(Stored data)
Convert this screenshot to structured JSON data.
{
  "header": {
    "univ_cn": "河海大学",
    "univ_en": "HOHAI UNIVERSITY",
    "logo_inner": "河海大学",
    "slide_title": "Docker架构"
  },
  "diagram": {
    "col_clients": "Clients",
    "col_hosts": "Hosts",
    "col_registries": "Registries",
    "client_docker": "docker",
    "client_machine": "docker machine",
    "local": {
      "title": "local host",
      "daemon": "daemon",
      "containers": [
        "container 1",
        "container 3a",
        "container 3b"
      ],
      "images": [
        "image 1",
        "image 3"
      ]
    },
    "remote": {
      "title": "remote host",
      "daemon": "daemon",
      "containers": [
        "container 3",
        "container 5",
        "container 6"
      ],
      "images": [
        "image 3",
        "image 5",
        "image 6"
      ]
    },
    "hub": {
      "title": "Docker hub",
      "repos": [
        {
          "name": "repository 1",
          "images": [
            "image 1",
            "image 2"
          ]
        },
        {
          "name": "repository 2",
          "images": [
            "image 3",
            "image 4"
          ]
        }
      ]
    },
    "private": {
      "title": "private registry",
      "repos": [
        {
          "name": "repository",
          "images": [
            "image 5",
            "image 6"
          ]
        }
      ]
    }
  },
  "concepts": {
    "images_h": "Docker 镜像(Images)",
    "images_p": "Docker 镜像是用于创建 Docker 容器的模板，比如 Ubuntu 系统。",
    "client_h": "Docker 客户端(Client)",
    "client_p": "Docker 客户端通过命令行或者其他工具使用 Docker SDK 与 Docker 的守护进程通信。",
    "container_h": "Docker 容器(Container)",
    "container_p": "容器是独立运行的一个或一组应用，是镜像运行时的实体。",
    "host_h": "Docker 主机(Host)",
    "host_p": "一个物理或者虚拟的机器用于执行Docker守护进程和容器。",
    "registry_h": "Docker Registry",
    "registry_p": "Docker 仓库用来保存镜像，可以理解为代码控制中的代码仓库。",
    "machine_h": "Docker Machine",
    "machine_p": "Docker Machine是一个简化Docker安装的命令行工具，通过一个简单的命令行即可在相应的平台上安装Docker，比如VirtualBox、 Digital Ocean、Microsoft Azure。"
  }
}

Task instructions:
Generate an exact reproduction of all entries.

Reply to the exercise:
Convert this screenshot to structured JSON data.
{
  "header": {
    "univ_cn": "河海大学",
    "univ_en": "HOHAI UNIVERSITY",
    "logo_inner": "河海大学",
    "slide_title": "Docker架构"
  },
  "diagram": {
    "col_clients": "Clients",
    "col_hosts": "Hosts",
    "col_registries": "Registries",
    "client_docker": "docker",
    "client_machine": "docker machine",
    "local": {
      "title": "local host",
      "daemon": "daemon",
      "containers": [
        "container 1",
        "container 3a",
        "container 3b"
      ],
      "images": [
        "image 1",
        "image 3"
      ]
    },
    "remote": {
      "title": "remote host",
      "daemon": "daemon",
      "containers": [
        "container 3",
        "container 5",
        "container 6"
      ],
      "images": [
        "image 3",
        "image 5",
        "image 6"
      ]
    },
    "hub": {
      "title": "Docker hub",
      "repos": [
        {
          "name": "repository 1",
          "images": [
            "image 1",
            "image 2"
          ]
        },
        {
          "name": "repository 2",
          "images": [
            "image 3",
            "image 4"
          ]
        }
      ]
    },
    "private": {
      "title": "private registry",
      "repos": [
        {
          "name": "repository",
          "images": [
            "image 5",
            "image 6"
          ]
        }
      ]
    }
  },
  "concepts": {
    "images_h": "Docker 镜像(Images)",
    "images_p": "Docker 镜像是用于创建 Docker 容器的模板，比如 Ubuntu 系统。",
    "client_h": "Docker 客户端(Client)",
    "client_p": "Docker 客户端通过命令行或者其他工具使用 Docker SDK 与 Docker 的守护进程通信。",
    "container_h": "Docker 容器(Container)",
    "container_p": "容器是独立运行的一个或一组应用，是镜像运行时的实体。",
    "host_h": "Docker 主机(Host)",
    "host_p": "一个物理或者虚拟的机器用于执行Docker守护进程和容器。",
    "registry_h": "Docker Registry",
    "registry_p": "Docker 仓库用来保存镜像，可以理解为代码控制中的代码仓库。",
    "machine_h": "Docker Machine",
    "machine_p": "Docker Machine是一个简化Docker安装的命令行工具，通过一个简单的命令行即可在相应的平台上安装Docker，比如VirtualBox、 Digital Ocean、Microsoft Azure。"
  }
}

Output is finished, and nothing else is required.